Find each line with the string "bottom" and copy it.

══ RECORDS SUPPLIED

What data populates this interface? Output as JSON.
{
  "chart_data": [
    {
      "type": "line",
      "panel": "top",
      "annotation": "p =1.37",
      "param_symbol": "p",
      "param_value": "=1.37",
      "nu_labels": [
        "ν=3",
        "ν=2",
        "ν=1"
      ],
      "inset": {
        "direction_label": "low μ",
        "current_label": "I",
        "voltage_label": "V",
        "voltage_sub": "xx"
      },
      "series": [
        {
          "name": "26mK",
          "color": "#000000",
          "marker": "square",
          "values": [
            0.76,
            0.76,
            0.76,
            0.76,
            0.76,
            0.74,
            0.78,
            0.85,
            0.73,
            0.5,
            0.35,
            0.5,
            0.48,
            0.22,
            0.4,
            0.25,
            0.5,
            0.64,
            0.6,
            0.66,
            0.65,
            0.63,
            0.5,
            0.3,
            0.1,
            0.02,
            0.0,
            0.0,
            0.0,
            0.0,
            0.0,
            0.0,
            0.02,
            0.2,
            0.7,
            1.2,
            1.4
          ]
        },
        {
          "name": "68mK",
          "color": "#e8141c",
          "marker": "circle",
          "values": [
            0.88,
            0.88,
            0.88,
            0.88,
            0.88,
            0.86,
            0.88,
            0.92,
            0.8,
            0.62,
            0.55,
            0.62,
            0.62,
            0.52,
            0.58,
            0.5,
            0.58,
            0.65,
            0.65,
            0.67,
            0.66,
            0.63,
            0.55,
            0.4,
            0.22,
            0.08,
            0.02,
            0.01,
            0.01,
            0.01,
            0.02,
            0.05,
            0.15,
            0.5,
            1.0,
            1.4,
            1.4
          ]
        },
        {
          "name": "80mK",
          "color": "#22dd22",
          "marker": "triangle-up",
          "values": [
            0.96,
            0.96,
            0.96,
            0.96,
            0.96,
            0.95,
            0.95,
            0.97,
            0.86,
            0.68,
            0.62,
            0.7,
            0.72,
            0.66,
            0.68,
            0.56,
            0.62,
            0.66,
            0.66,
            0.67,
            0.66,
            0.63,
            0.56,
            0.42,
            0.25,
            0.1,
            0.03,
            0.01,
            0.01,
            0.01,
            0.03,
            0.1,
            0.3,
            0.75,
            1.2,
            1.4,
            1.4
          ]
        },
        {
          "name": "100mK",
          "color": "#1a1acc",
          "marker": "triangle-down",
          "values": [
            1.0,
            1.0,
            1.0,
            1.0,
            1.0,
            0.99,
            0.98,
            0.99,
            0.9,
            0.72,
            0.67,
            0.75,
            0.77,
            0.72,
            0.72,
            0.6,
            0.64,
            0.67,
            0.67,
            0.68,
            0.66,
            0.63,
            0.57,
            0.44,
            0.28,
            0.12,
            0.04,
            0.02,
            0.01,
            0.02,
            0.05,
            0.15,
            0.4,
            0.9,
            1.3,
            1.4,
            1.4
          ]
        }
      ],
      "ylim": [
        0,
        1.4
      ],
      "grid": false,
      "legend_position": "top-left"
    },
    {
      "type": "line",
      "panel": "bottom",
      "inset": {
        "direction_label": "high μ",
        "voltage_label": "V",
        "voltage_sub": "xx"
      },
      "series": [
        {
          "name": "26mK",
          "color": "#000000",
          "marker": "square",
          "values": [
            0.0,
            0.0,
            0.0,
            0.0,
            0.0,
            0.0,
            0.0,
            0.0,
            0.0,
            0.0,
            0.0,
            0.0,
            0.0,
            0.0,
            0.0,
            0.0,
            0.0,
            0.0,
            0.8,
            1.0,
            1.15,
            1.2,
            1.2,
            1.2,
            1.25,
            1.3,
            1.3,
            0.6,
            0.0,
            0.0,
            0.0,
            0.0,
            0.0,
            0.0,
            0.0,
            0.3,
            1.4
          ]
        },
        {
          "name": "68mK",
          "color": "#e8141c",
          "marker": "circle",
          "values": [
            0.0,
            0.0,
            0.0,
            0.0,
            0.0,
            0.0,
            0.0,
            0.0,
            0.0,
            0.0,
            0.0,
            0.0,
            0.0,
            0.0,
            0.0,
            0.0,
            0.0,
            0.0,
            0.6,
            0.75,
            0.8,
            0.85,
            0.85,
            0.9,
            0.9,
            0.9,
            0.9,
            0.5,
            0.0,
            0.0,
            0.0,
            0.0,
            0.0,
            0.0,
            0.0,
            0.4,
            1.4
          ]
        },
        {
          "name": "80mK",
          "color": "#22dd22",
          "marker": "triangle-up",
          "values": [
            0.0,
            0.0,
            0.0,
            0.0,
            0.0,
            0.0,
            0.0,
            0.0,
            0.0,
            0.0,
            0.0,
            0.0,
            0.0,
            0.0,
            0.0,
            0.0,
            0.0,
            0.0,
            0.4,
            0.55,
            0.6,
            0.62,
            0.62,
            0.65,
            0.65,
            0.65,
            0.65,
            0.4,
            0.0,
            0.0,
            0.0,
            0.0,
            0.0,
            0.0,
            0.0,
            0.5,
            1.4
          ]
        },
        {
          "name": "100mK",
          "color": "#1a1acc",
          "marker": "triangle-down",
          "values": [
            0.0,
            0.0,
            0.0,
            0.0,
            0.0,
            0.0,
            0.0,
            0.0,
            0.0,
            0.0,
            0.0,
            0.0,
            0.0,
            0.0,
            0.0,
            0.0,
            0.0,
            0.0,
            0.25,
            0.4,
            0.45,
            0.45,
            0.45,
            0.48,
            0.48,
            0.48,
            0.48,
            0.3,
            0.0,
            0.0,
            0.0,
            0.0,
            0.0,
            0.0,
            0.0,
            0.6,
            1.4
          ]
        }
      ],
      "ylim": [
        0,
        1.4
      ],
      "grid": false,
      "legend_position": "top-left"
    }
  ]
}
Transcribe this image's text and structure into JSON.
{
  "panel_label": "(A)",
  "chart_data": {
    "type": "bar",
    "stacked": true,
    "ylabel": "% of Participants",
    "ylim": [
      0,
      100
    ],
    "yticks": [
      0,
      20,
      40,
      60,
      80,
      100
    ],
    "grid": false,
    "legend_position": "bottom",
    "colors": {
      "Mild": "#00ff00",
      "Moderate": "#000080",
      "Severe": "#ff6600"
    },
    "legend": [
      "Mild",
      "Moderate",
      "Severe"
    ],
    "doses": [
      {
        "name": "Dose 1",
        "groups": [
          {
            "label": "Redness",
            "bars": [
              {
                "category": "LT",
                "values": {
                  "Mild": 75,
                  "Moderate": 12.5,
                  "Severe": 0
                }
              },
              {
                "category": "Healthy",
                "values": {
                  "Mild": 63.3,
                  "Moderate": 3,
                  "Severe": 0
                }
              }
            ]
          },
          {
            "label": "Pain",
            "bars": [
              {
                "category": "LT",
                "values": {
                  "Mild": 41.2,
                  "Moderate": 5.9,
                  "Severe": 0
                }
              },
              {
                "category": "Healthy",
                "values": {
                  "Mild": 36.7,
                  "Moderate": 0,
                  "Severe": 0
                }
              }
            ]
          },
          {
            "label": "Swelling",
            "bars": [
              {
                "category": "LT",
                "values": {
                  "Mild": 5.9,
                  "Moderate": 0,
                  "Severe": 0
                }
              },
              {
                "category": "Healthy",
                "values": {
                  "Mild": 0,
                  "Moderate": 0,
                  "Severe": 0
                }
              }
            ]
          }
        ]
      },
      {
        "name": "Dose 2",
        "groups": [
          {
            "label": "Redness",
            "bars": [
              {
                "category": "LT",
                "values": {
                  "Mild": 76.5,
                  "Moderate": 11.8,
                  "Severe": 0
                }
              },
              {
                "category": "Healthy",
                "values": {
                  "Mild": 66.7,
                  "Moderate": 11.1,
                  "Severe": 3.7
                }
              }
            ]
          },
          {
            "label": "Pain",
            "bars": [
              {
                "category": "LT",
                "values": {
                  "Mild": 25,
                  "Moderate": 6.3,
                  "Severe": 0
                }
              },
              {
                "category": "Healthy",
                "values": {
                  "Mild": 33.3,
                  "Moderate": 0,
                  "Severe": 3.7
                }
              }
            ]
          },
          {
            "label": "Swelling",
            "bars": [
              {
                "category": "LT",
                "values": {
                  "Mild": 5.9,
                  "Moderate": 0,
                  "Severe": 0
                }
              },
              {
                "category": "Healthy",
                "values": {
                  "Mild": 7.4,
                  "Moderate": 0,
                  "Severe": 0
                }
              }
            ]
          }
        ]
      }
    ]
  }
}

════

:: ANSWER FOR THE TASK ::
      "panel": "bottom",
    "legend_position": "bottom",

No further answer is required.